Rows from a figure dataset:
╔══
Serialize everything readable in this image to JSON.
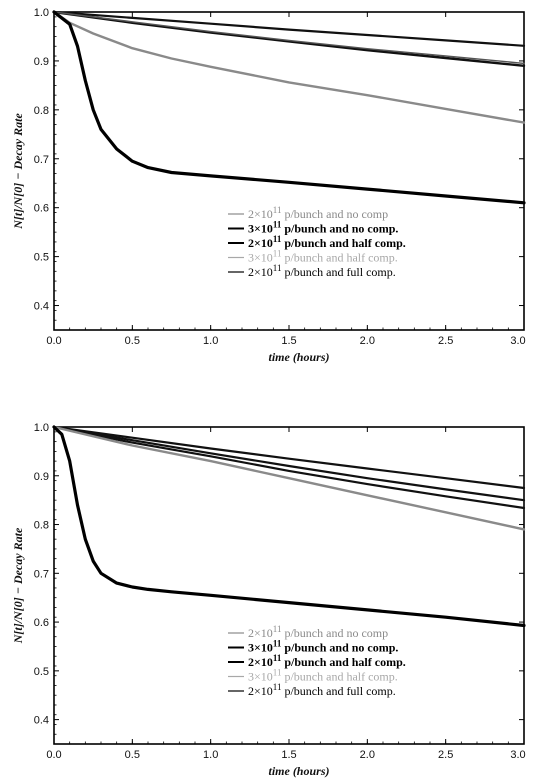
{
  "chart_data": [
    {
      "type": "line",
      "xlabel": "time (hours)",
      "ylabel": "N[t]/N[0] − Decay Rate",
      "xlim": [
        0,
        3
      ],
      "ylim": [
        0.35,
        1.0
      ],
      "x_ticks": [
        "0.0",
        "0.5",
        "1.0",
        "1.5",
        "2.0",
        "2.5",
        "3.0"
      ],
      "y_ticks": [
        "0.4",
        "0.5",
        "0.6",
        "0.7",
        "0.8",
        "0.9",
        "1.0"
      ],
      "legend": [
        {
          "prefix": "2×10",
          "exp": "11",
          "suffix": " p/bunch and no comp",
          "color": "#8a8a8a",
          "bold": false
        },
        {
          "prefix": "3×10",
          "exp": "11",
          "suffix": " p/bunch and no comp.",
          "color": "#000000",
          "bold": true
        },
        {
          "prefix": "2×10",
          "exp": "11",
          "suffix": " p/bunch and half comp.",
          "color": "#000000",
          "bold": true
        },
        {
          "prefix": "3×10",
          "exp": "11",
          "suffix": " p/bunch and half comp.",
          "color": "#a8a8a8",
          "bold": false
        },
        {
          "prefix": "2×10",
          "exp": "11",
          "suffix": " p/bunch and full comp.",
          "color": "#000000",
          "bold": false
        }
      ],
      "series": [
        {
          "x": [
            0,
            0.5,
            1.0,
            1.5,
            2.0,
            2.5,
            3.0
          ],
          "values": [
            1.0,
            0.988,
            0.976,
            0.964,
            0.953,
            0.942,
            0.931
          ],
          "color": "#111111",
          "width": 2.2
        },
        {
          "x": [
            0,
            0.5,
            1.0,
            1.5,
            2.0,
            2.5,
            3.0
          ],
          "values": [
            1.0,
            0.978,
            0.958,
            0.94,
            0.922,
            0.906,
            0.89
          ],
          "color": "#111111",
          "width": 2.4
        },
        {
          "x": [
            0,
            0.5,
            1.0,
            1.5,
            2.0,
            2.5,
            3.0
          ],
          "values": [
            1.0,
            0.98,
            0.96,
            0.942,
            0.925,
            0.91,
            0.895
          ],
          "color": "#555555",
          "width": 1.4
        },
        {
          "x": [
            0,
            0.1,
            0.25,
            0.5,
            0.75,
            1.0,
            1.5,
            2.0,
            2.5,
            3.0
          ],
          "values": [
            1.0,
            0.978,
            0.956,
            0.926,
            0.905,
            0.888,
            0.856,
            0.83,
            0.802,
            0.774
          ],
          "color": "#8a8a8a",
          "width": 2.4
        },
        {
          "x": [
            0,
            0.1,
            0.15,
            0.2,
            0.25,
            0.3,
            0.4,
            0.5,
            0.6,
            0.75,
            1.0,
            1.5,
            2.0,
            2.5,
            3.0
          ],
          "values": [
            1.0,
            0.975,
            0.93,
            0.86,
            0.8,
            0.76,
            0.72,
            0.695,
            0.682,
            0.672,
            0.665,
            0.652,
            0.638,
            0.624,
            0.61
          ],
          "color": "#000000",
          "width": 3.2
        }
      ]
    },
    {
      "type": "line",
      "xlabel": "time (hours)",
      "ylabel": "N[t]/N[0] − Decay Rate",
      "xlim": [
        0,
        3
      ],
      "ylim": [
        0.35,
        1.0
      ],
      "x_ticks": [
        "0.0",
        "0.5",
        "1.0",
        "1.5",
        "2.0",
        "2.5",
        "3.0"
      ],
      "y_ticks": [
        "0.4",
        "0.5",
        "0.6",
        "0.7",
        "0.8",
        "0.9",
        "1.0"
      ],
      "legend": [
        {
          "prefix": "2×10",
          "exp": "11",
          "suffix": " p/bunch and no comp",
          "color": "#8a8a8a",
          "bold": false
        },
        {
          "prefix": "3×10",
          "exp": "11",
          "suffix": " p/bunch and no comp.",
          "color": "#000000",
          "bold": true
        },
        {
          "prefix": "2×10",
          "exp": "11",
          "suffix": " p/bunch and half comp.",
          "color": "#000000",
          "bold": true
        },
        {
          "prefix": "3×10",
          "exp": "11",
          "suffix": " p/bunch and half comp.",
          "color": "#a8a8a8",
          "bold": false
        },
        {
          "prefix": "2×10",
          "exp": "11",
          "suffix": " p/bunch and full comp.",
          "color": "#000000",
          "bold": false
        }
      ],
      "series": [
        {
          "x": [
            0,
            0.5,
            1.0,
            1.5,
            2.0,
            2.5,
            3.0
          ],
          "values": [
            1.0,
            0.978,
            0.956,
            0.935,
            0.915,
            0.895,
            0.875
          ],
          "color": "#111111",
          "width": 2.2
        },
        {
          "x": [
            0,
            0.5,
            1.0,
            1.5,
            2.0,
            2.5,
            3.0
          ],
          "values": [
            1.0,
            0.973,
            0.946,
            0.92,
            0.895,
            0.872,
            0.85
          ],
          "color": "#111111",
          "width": 2.2
        },
        {
          "x": [
            0,
            0.5,
            1.0,
            1.5,
            2.0,
            2.5,
            3.0
          ],
          "values": [
            1.0,
            0.968,
            0.94,
            0.91,
            0.883,
            0.858,
            0.834
          ],
          "color": "#111111",
          "width": 2.2
        },
        {
          "x": [
            0,
            0.5,
            1.0,
            1.5,
            2.0,
            2.5,
            3.0
          ],
          "values": [
            1.0,
            0.962,
            0.93,
            0.895,
            0.86,
            0.825,
            0.79
          ],
          "color": "#8a8a8a",
          "width": 2.4
        },
        {
          "x": [
            0,
            0.05,
            0.1,
            0.15,
            0.2,
            0.25,
            0.3,
            0.4,
            0.5,
            0.6,
            0.75,
            1.0,
            1.5,
            2.0,
            2.5,
            3.0
          ],
          "values": [
            1.0,
            0.985,
            0.93,
            0.84,
            0.77,
            0.725,
            0.7,
            0.68,
            0.672,
            0.667,
            0.662,
            0.655,
            0.64,
            0.625,
            0.61,
            0.593
          ],
          "color": "#000000",
          "width": 3.2
        }
      ]
    }
  ]
}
╚══
All of the data above should be transcribed verbatim, with pictures omitted.

▶ _TASK RESULT_:
Serialize everything readable in this image to JSON.
{
  "chart_data": [
    {
      "type": "line",
      "xlabel": "time (hours)",
      "ylabel": "N[t]/N[0] − Decay Rate",
      "xlim": [
        0,
        3
      ],
      "ylim": [
        0.35,
        1.0
      ],
      "x_ticks": [
        "0.0",
        "0.5",
        "1.0",
        "1.5",
        "2.0",
        "2.5",
        "3.0"
      ],
      "y_ticks": [
        "0.4",
        "0.5",
        "0.6",
        "0.7",
        "0.8",
        "0.9",
        "1.0"
      ],
      "legend": [
        {
          "prefix": "2×10",
          "exp": "11",
          "suffix": " p/bunch and no comp",
          "color": "#8a8a8a",
          "bold": false
        },
        {
          "prefix": "3×10",
          "exp": "11",
          "suffix": " p/bunch and no comp.",
          "color": "#000000",
          "bold": true
        },
        {
          "prefix": "2×10",
          "exp": "11",
          "suffix": " p/bunch and half comp.",
          "color": "#000000",
          "bold": true
        },
        {
          "prefix": "3×10",
          "exp": "11",
          "suffix": " p/bunch and half comp.",
          "color": "#a8a8a8",
          "bold": false
        },
        {
          "prefix": "2×10",
          "exp": "11",
          "suffix": " p/bunch and full comp.",
          "color": "#000000",
          "bold": false
        }
      ],
      "series": [
        {
          "x": [
            0,
            0.5,
            1.0,
            1.5,
            2.0,
            2.5,
            3.0
          ],
          "values": [
            1.0,
            0.988,
            0.976,
            0.964,
            0.953,
            0.942,
            0.931
          ],
          "color": "#111111",
          "width": 2.2
        },
        {
          "x": [
            0,
            0.5,
            1.0,
            1.5,
            2.0,
            2.5,
            3.0
          ],
          "values": [
            1.0,
            0.978,
            0.958,
            0.94,
            0.922,
            0.906,
            0.89
          ],
          "color": "#111111",
          "width": 2.4
        },
        {
          "x": [
            0,
            0.5,
            1.0,
            1.5,
            2.0,
            2.5,
            3.0
          ],
          "values": [
            1.0,
            0.98,
            0.96,
            0.942,
            0.925,
            0.91,
            0.895
          ],
          "color": "#555555",
          "width": 1.4
        },
        {
          "x": [
            0,
            0.1,
            0.25,
            0.5,
            0.75,
            1.0,
            1.5,
            2.0,
            2.5,
            3.0
          ],
          "values": [
            1.0,
            0.978,
            0.956,
            0.926,
            0.905,
            0.888,
            0.856,
            0.83,
            0.802,
            0.774
          ],
          "color": "#8a8a8a",
          "width": 2.4
        },
        {
          "x": [
            0,
            0.1,
            0.15,
            0.2,
            0.25,
            0.3,
            0.4,
            0.5,
            0.6,
            0.75,
            1.0,
            1.5,
            2.0,
            2.5,
            3.0
          ],
          "values": [
            1.0,
            0.975,
            0.93,
            0.86,
            0.8,
            0.76,
            0.72,
            0.695,
            0.682,
            0.672,
            0.665,
            0.652,
            0.638,
            0.624,
            0.61
          ],
          "color": "#000000",
          "width": 3.2
        }
      ]
    },
    {
      "type": "line",
      "xlabel": "time (hours)",
      "ylabel": "N[t]/N[0] − Decay Rate",
      "xlim": [
        0,
        3
      ],
      "ylim": [
        0.35,
        1.0
      ],
      "x_ticks": [
        "0.0",
        "0.5",
        "1.0",
        "1.5",
        "2.0",
        "2.5",
        "3.0"
      ],
      "y_ticks": [
        "0.4",
        "0.5",
        "0.6",
        "0.7",
        "0.8",
        "0.9",
        "1.0"
      ],
      "legend": [
        {
          "prefix": "2×10",
          "exp": "11",
          "suffix": " p/bunch and no comp",
          "color": "#8a8a8a",
          "bold": false
        },
        {
          "prefix": "3×10",
          "exp": "11",
          "suffix": " p/bunch and no comp.",
          "color": "#000000",
          "bold": true
        },
        {
          "prefix": "2×10",
          "exp": "11",
          "suffix": " p/bunch and half comp.",
          "color": "#000000",
          "bold": true
        },
        {
          "prefix": "3×10",
          "exp": "11",
          "suffix": " p/bunch and half comp.",
          "color": "#a8a8a8",
          "bold": false
        },
        {
          "prefix": "2×10",
          "exp": "11",
          "suffix": " p/bunch and full comp.",
          "color": "#000000",
          "bold": false
        }
      ],
      "series": [
        {
          "x": [
            0,
            0.5,
            1.0,
            1.5,
            2.0,
            2.5,
            3.0
          ],
          "values": [
            1.0,
            0.978,
            0.956,
            0.935,
            0.915,
            0.895,
            0.875
          ],
          "color": "#111111",
          "width": 2.2
        },
        {
          "x": [
            0,
            0.5,
            1.0,
            1.5,
            2.0,
            2.5,
            3.0
          ],
          "values": [
            1.0,
            0.973,
            0.946,
            0.92,
            0.895,
            0.872,
            0.85
          ],
          "color": "#111111",
          "width": 2.2
        },
        {
          "x": [
            0,
            0.5,
            1.0,
            1.5,
            2.0,
            2.5,
            3.0
          ],
          "values": [
            1.0,
            0.968,
            0.94,
            0.91,
            0.883,
            0.858,
            0.834
          ],
          "color": "#111111",
          "width": 2.2
        },
        {
          "x": [
            0,
            0.5,
            1.0,
            1.5,
            2.0,
            2.5,
            3.0
          ],
          "values": [
            1.0,
            0.962,
            0.93,
            0.895,
            0.86,
            0.825,
            0.79
          ],
          "color": "#8a8a8a",
          "width": 2.4
        },
        {
          "x": [
            0,
            0.05,
            0.1,
            0.15,
            0.2,
            0.25,
            0.3,
            0.4,
            0.5,
            0.6,
            0.75,
            1.0,
            1.5,
            2.0,
            2.5,
            3.0
          ],
          "values": [
            1.0,
            0.985,
            0.93,
            0.84,
            0.77,
            0.725,
            0.7,
            0.68,
            0.672,
            0.667,
            0.662,
            0.655,
            0.64,
            0.625,
            0.61,
            0.593
          ],
          "color": "#000000",
          "width": 3.2
        }
      ]
    }
  ]
}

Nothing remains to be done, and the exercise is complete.